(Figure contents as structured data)
────────

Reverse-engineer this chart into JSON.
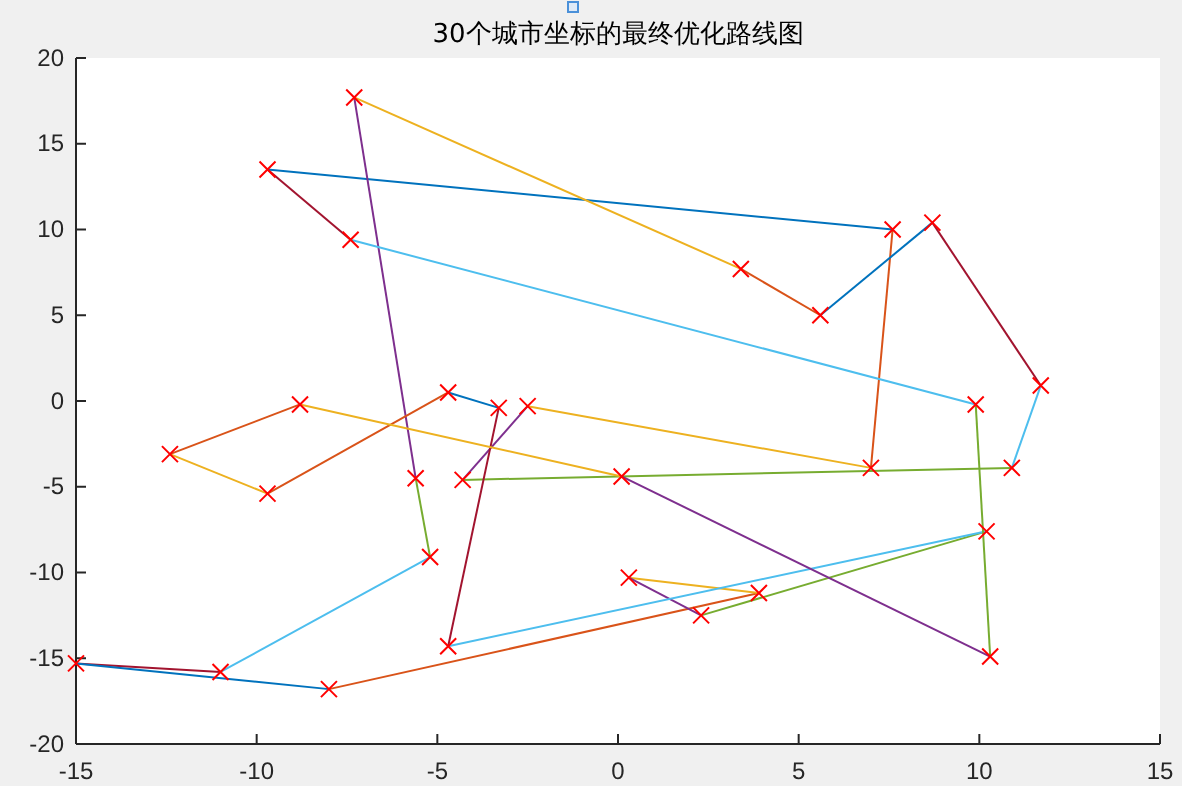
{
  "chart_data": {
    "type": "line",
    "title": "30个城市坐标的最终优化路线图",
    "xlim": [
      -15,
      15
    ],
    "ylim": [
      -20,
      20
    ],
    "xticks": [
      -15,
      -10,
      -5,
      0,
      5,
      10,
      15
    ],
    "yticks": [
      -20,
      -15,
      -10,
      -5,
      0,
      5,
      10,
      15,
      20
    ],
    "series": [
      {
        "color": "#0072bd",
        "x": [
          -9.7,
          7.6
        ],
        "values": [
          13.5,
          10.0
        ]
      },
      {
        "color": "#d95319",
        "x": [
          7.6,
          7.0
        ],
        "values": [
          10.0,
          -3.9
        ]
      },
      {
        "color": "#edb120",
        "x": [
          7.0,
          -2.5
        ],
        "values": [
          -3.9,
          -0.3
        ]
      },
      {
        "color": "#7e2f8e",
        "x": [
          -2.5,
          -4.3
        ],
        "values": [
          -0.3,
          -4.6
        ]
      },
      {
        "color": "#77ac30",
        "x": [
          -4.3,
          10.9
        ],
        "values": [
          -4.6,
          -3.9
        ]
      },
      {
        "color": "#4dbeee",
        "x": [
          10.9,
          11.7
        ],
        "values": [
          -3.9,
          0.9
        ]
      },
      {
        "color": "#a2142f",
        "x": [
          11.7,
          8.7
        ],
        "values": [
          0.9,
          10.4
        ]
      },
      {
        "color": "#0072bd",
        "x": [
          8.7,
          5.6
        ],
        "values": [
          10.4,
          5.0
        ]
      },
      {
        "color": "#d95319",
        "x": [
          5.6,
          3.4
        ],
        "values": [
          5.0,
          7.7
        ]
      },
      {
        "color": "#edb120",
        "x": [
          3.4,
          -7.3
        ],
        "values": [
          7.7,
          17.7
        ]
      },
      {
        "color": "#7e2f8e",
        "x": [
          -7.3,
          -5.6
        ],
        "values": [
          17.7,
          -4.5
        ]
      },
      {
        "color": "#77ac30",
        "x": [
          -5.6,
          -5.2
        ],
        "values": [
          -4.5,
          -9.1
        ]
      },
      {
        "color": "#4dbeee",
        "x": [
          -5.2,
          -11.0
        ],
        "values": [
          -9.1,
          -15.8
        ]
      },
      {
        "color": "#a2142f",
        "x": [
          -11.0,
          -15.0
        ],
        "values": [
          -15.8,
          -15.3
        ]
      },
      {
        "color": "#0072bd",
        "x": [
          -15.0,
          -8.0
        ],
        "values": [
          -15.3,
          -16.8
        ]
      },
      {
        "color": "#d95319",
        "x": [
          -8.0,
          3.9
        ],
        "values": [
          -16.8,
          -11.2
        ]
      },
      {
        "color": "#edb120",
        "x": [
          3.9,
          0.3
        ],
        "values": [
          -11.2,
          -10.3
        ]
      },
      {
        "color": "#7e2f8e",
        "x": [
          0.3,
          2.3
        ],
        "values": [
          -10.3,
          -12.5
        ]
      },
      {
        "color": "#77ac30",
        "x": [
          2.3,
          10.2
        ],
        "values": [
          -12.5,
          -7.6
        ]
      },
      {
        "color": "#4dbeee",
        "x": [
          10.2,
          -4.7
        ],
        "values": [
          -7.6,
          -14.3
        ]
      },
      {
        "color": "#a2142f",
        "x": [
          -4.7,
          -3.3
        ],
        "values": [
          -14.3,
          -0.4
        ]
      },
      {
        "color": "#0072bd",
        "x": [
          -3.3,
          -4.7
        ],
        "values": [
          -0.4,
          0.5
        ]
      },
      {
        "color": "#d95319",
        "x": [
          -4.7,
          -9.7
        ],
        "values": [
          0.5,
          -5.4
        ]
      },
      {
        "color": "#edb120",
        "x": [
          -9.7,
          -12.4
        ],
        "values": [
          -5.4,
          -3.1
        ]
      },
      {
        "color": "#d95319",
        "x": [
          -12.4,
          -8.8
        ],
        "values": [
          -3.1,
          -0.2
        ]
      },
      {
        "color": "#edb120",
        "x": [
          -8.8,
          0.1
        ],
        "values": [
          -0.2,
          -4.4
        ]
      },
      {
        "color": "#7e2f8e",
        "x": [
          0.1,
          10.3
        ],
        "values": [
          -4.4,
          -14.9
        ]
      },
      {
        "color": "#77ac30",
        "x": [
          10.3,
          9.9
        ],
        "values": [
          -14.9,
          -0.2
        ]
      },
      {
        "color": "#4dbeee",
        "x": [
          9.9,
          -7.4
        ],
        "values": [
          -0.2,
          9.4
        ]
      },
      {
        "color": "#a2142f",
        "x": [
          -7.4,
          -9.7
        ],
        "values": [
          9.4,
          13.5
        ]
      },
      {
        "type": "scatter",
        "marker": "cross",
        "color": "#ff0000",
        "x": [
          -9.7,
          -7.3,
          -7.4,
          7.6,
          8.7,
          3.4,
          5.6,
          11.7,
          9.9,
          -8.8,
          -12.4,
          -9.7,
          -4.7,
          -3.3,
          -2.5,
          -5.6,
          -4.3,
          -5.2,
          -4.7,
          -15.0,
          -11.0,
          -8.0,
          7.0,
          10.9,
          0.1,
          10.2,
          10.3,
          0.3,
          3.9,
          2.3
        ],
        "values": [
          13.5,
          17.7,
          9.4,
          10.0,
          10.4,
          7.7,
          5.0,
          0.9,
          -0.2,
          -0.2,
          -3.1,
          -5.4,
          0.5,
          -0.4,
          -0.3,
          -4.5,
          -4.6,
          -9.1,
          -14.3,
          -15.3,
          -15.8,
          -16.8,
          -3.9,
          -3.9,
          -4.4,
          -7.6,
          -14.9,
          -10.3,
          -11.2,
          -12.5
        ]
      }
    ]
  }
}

────────

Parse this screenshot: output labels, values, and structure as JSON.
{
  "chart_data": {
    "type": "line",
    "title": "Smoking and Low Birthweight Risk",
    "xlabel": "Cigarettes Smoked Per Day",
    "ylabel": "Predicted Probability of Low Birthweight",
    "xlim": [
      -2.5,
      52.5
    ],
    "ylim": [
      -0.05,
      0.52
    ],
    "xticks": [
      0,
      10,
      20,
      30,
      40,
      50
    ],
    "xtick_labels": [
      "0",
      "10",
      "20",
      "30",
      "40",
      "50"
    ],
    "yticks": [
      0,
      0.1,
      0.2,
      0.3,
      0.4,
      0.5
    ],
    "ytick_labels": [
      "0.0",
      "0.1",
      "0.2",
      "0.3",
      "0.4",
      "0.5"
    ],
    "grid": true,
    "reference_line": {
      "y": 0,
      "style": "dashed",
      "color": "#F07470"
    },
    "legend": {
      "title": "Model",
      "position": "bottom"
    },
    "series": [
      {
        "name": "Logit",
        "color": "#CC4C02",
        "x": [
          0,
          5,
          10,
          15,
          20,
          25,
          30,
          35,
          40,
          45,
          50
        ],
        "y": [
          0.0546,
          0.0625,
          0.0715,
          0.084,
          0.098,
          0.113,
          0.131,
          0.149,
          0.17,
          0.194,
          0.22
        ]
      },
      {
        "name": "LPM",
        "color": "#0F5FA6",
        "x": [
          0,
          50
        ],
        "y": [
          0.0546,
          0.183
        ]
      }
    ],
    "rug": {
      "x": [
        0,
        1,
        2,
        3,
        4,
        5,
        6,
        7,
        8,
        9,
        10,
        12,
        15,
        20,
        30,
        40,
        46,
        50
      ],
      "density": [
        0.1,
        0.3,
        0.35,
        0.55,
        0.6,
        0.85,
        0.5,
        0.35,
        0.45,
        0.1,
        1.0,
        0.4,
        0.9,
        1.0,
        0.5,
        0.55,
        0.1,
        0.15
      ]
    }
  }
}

────────

* _Task details_:
Say how many lines in this listing hold the string "Birthweight", giving the count and nothing more.

* _Full response_:
2